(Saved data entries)
● ● ● ● ● ● ●

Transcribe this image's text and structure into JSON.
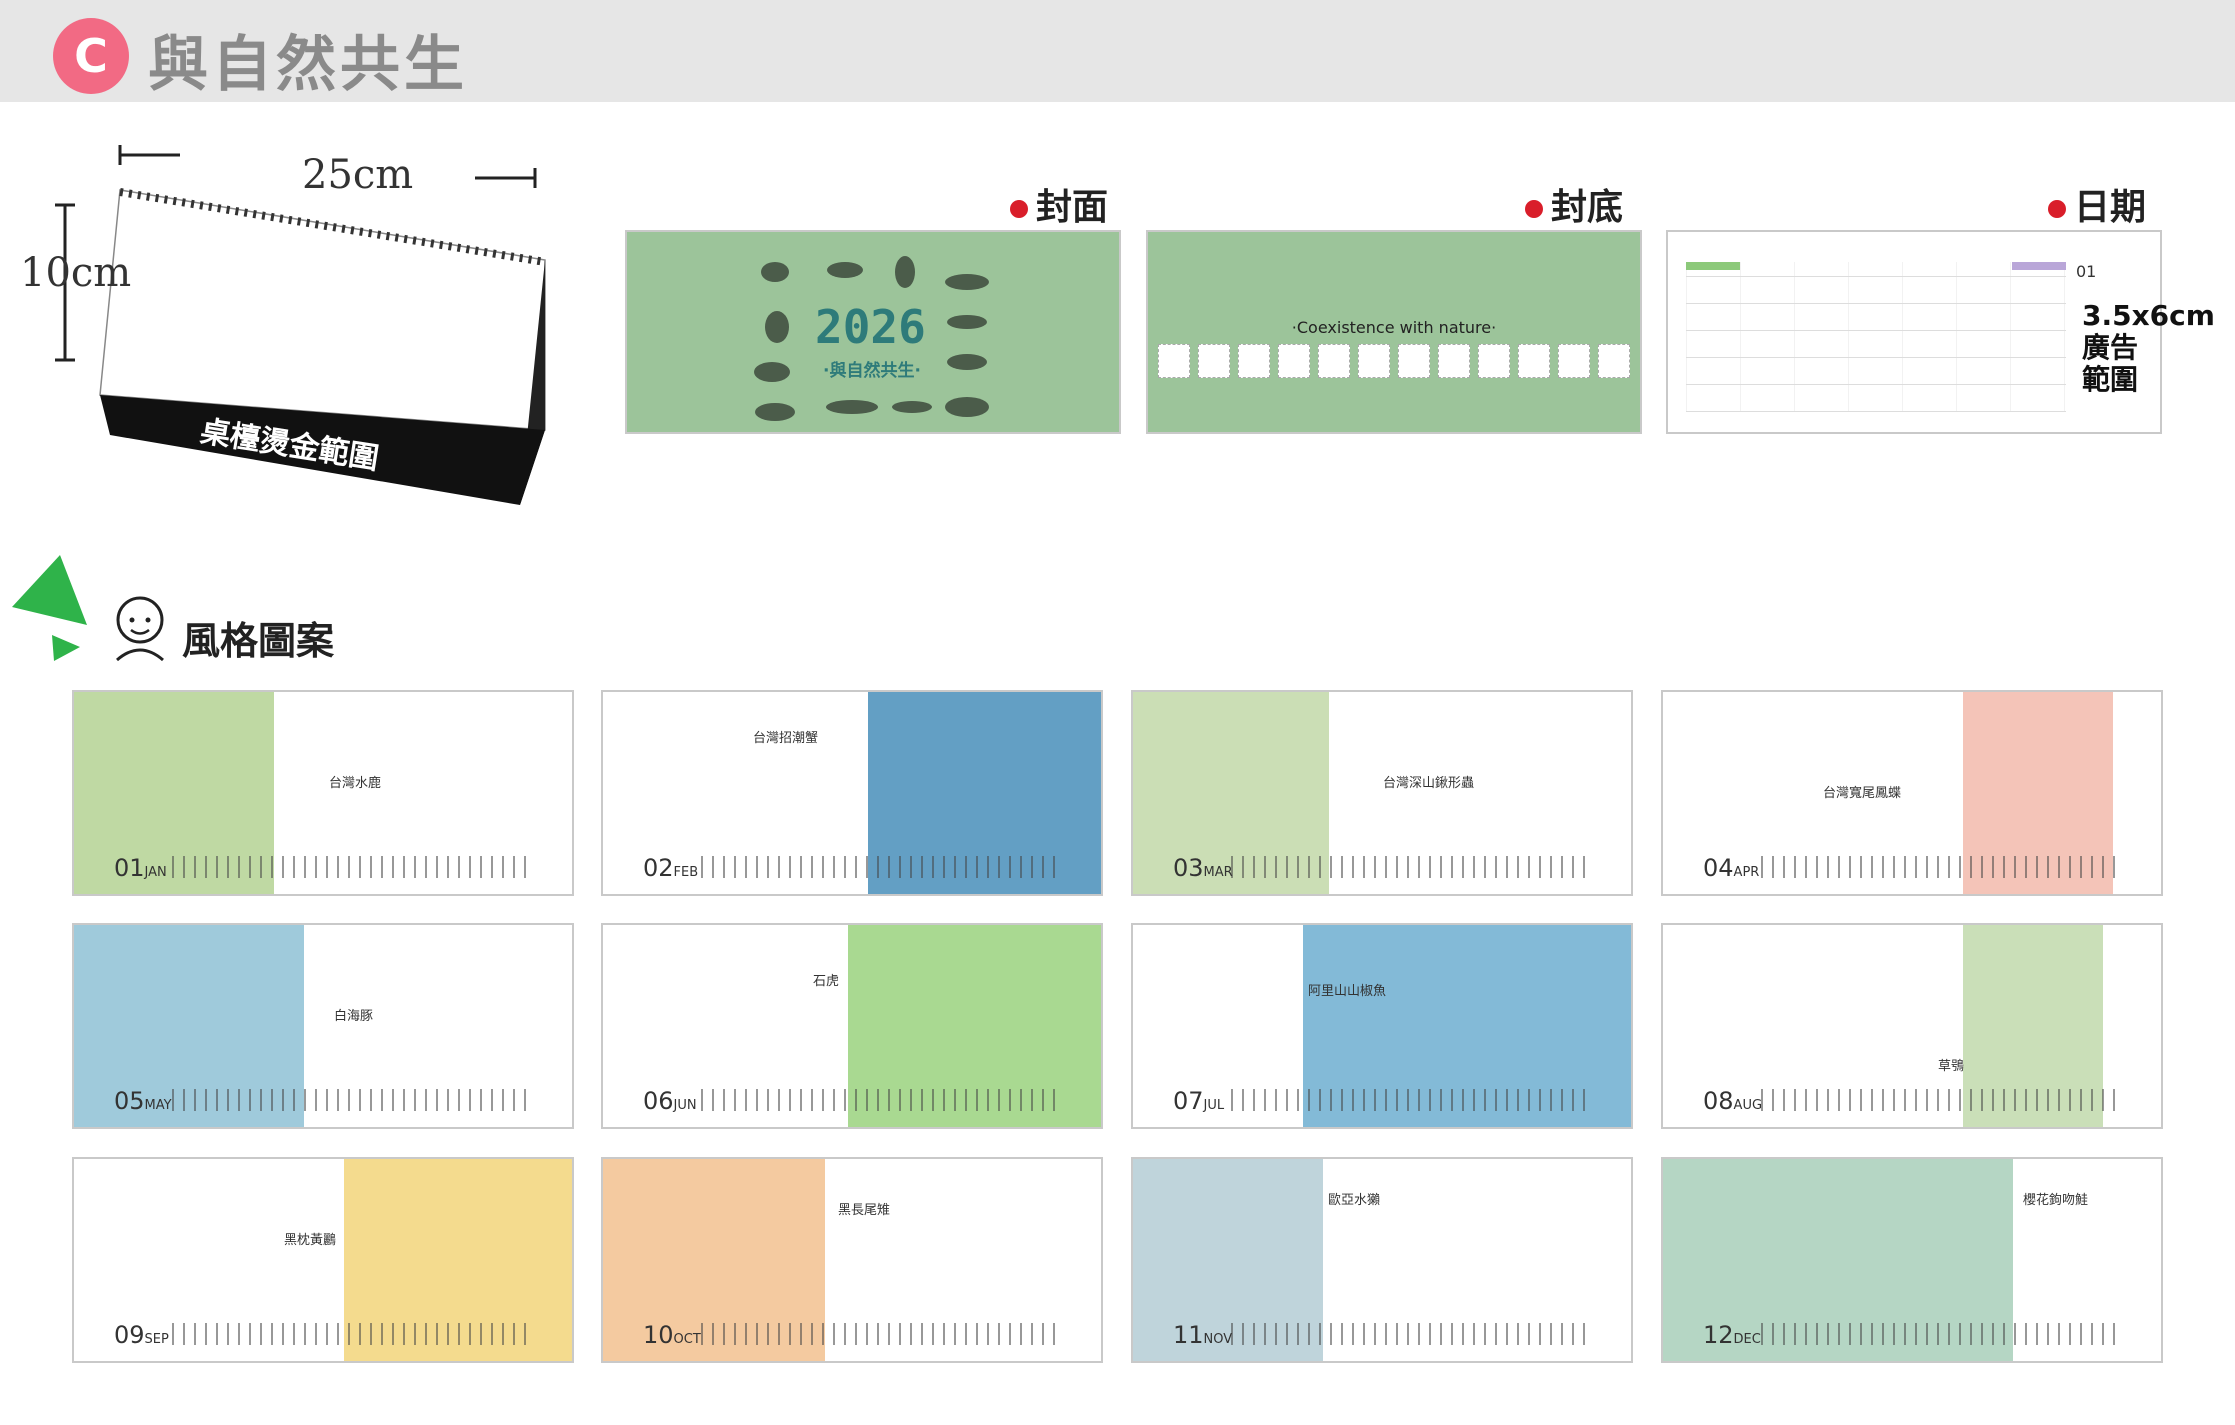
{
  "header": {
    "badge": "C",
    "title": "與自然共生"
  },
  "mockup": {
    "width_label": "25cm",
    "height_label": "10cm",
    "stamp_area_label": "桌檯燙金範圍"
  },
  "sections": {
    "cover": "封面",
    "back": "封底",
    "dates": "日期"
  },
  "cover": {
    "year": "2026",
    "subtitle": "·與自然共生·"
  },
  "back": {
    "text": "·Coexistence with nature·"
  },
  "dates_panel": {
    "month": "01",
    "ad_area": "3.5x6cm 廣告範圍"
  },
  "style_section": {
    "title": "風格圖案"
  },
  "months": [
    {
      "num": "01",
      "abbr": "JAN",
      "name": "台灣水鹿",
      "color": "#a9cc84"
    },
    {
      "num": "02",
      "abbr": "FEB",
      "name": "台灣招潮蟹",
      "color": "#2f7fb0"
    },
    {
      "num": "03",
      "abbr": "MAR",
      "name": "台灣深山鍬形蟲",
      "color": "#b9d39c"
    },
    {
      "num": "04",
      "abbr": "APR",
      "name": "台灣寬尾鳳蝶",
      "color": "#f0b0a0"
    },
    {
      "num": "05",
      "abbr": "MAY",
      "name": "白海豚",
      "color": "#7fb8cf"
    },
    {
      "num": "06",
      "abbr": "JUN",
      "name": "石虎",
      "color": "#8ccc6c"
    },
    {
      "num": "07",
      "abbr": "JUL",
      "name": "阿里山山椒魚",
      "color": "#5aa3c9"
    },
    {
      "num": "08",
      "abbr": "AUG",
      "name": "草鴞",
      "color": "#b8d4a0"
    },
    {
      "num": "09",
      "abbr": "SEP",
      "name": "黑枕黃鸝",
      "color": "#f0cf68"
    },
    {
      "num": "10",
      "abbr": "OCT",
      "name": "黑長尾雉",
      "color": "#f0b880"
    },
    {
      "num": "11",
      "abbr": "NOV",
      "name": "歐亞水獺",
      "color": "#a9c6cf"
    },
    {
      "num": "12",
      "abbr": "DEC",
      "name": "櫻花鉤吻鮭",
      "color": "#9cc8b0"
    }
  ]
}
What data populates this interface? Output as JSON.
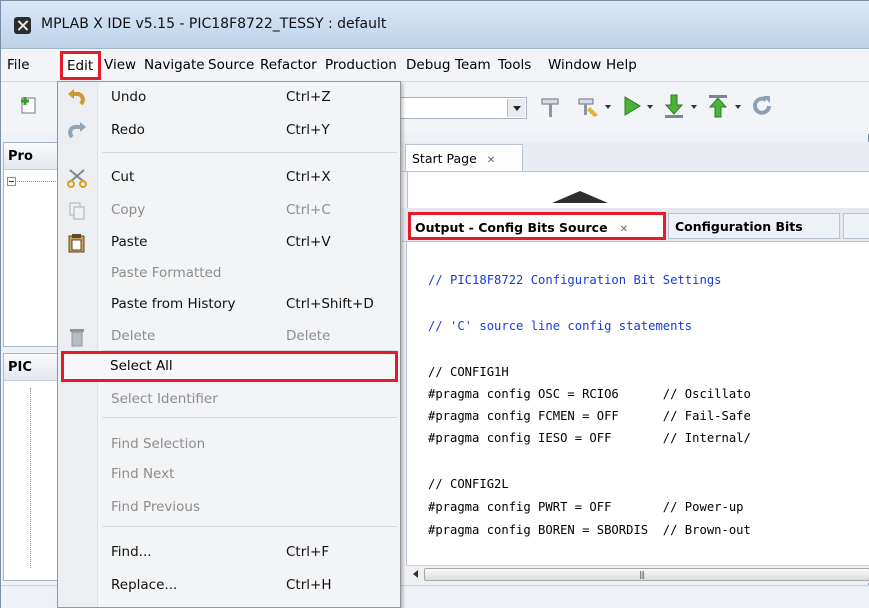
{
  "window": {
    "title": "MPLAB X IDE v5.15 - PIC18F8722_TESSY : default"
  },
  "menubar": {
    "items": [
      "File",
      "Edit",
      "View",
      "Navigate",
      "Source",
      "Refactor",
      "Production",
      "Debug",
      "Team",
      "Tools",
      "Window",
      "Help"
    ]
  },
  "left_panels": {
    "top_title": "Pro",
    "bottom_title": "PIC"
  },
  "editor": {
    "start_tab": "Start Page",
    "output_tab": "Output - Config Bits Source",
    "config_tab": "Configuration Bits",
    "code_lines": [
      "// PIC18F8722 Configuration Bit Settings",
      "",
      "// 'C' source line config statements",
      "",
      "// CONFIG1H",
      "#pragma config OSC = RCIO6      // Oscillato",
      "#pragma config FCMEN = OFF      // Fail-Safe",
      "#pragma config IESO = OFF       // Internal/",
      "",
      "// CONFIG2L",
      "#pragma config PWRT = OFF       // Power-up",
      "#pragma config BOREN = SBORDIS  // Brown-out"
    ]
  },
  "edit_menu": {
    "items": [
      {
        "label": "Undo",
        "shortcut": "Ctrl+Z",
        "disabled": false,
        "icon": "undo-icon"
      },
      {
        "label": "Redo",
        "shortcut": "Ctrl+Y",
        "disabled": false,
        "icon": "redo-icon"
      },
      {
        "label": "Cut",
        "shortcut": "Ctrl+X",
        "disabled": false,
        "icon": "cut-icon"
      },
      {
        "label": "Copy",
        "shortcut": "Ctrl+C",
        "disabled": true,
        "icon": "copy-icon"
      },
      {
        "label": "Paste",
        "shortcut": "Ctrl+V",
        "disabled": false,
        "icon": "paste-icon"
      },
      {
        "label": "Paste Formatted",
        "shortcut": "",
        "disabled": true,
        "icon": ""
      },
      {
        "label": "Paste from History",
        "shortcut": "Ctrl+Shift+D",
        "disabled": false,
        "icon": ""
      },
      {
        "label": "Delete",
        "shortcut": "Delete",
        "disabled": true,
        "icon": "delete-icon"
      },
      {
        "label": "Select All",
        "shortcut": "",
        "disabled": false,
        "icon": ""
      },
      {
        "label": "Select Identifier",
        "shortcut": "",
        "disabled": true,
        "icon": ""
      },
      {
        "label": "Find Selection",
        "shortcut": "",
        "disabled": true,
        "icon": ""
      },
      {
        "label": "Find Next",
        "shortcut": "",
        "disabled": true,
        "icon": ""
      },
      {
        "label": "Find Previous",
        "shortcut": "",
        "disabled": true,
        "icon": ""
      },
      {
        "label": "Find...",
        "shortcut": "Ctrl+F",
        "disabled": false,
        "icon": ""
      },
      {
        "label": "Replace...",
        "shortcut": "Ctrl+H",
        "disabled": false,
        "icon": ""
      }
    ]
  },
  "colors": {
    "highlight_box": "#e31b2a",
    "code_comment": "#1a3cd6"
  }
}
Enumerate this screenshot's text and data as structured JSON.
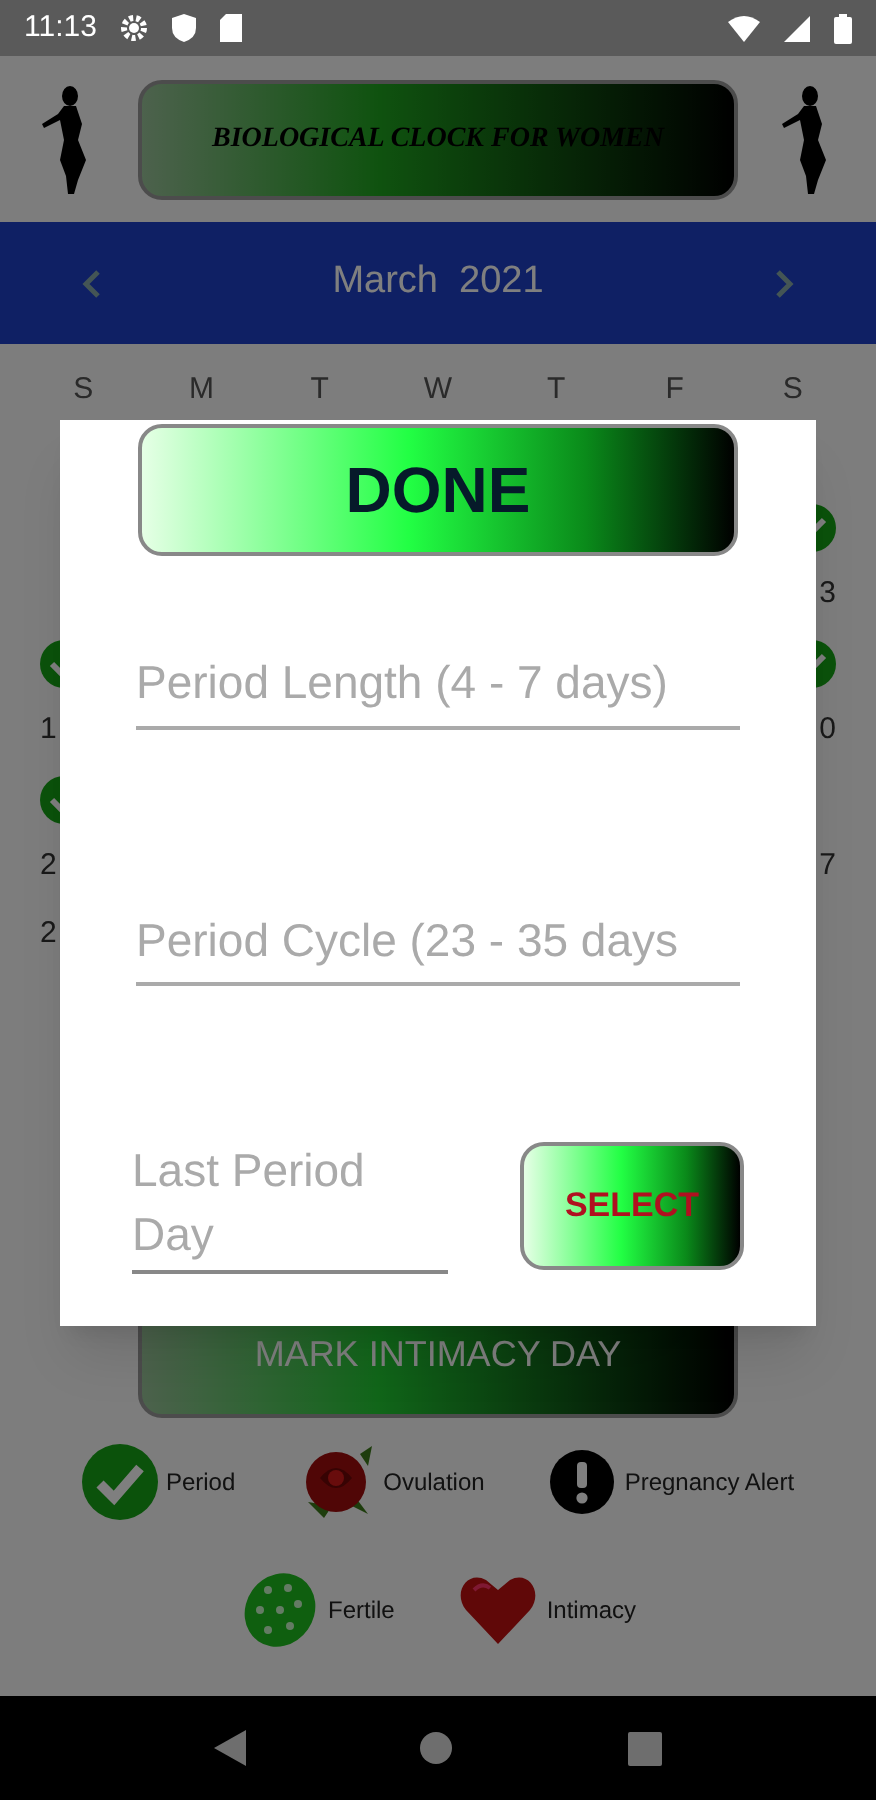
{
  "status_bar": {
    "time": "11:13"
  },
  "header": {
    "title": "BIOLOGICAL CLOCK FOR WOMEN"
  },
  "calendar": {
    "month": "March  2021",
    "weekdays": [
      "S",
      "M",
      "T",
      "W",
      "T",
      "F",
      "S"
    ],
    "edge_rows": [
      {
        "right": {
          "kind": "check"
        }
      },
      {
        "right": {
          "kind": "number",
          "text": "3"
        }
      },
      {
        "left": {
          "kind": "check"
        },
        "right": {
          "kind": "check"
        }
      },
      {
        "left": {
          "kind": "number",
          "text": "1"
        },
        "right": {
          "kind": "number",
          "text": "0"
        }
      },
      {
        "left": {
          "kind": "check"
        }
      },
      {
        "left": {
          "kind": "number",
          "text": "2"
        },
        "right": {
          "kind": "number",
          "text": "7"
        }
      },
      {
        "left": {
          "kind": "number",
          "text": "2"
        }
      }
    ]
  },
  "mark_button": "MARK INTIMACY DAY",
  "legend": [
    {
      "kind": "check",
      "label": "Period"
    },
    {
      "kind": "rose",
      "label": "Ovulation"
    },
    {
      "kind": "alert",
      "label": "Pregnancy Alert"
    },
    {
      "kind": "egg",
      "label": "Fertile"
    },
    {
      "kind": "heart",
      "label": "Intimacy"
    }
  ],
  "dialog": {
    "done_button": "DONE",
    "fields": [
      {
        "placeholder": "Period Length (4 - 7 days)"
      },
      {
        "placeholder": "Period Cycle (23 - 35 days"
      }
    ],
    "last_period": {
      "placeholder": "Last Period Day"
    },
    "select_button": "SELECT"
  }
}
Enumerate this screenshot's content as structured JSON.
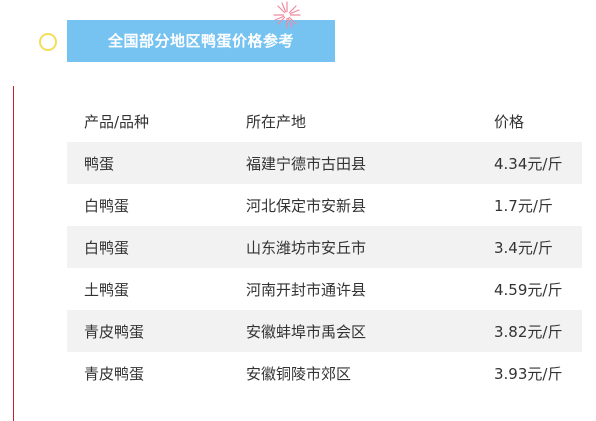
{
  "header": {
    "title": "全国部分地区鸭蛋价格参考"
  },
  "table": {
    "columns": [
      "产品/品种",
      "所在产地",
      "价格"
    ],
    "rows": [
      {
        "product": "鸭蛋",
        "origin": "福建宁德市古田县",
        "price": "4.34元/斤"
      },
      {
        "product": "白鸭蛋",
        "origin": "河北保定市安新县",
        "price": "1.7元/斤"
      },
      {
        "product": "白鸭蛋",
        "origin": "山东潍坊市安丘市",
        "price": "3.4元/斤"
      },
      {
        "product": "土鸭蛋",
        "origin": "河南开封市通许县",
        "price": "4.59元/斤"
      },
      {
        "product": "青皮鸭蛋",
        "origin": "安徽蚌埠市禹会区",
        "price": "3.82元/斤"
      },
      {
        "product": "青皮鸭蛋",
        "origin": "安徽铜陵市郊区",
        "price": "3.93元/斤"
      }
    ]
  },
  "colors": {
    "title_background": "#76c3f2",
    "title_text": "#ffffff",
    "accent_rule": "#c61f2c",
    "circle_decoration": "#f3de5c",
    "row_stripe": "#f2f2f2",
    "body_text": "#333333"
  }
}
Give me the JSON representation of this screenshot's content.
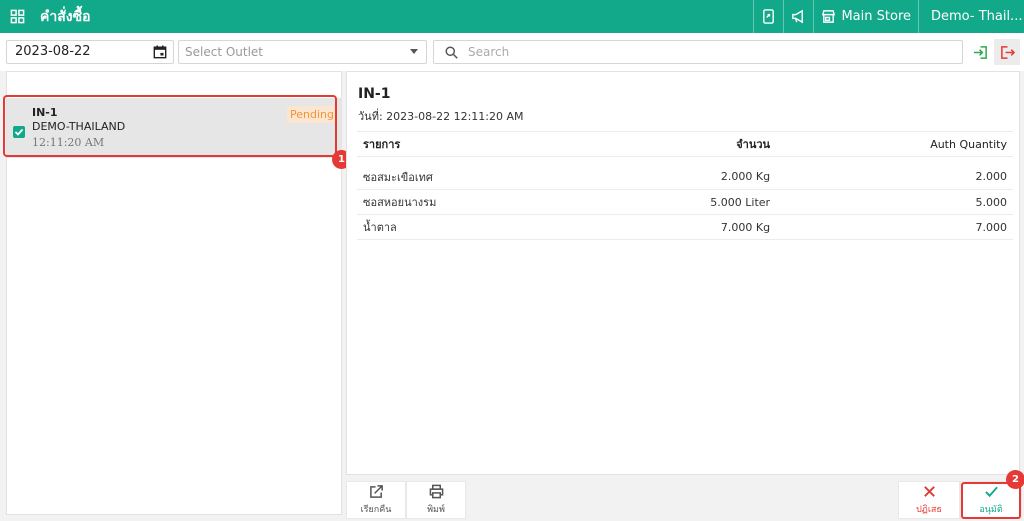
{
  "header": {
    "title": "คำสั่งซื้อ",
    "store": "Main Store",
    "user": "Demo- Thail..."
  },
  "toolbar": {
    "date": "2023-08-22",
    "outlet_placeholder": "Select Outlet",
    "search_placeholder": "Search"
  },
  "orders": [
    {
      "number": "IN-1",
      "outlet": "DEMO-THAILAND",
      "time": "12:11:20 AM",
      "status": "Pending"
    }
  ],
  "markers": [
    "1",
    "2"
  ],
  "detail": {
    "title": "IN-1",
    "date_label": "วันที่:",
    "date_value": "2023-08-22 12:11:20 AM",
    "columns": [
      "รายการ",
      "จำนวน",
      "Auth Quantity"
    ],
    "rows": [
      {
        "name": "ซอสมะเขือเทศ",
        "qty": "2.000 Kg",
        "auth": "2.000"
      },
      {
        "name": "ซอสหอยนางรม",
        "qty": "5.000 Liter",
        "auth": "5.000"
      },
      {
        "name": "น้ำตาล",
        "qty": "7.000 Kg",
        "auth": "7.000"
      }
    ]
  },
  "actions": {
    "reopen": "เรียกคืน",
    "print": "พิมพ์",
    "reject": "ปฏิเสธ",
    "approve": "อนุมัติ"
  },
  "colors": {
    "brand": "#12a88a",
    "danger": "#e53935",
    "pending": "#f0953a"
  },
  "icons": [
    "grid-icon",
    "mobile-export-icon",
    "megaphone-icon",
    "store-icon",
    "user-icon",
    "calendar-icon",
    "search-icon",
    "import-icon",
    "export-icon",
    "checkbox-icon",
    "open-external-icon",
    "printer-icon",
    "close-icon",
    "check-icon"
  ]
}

● ● ● ● ● ● ●

> Short task
Return each line in the records that holds the string "this".

> Complete response
Transcribe this image's text and structure into JSON.
What data populates this interface? Output as JSON.
Enumerate this screenshot's text and data as structured JSON.
Enumerate this screenshot's content as structured JSON.
Give me the JSON representation of this screenshot's content.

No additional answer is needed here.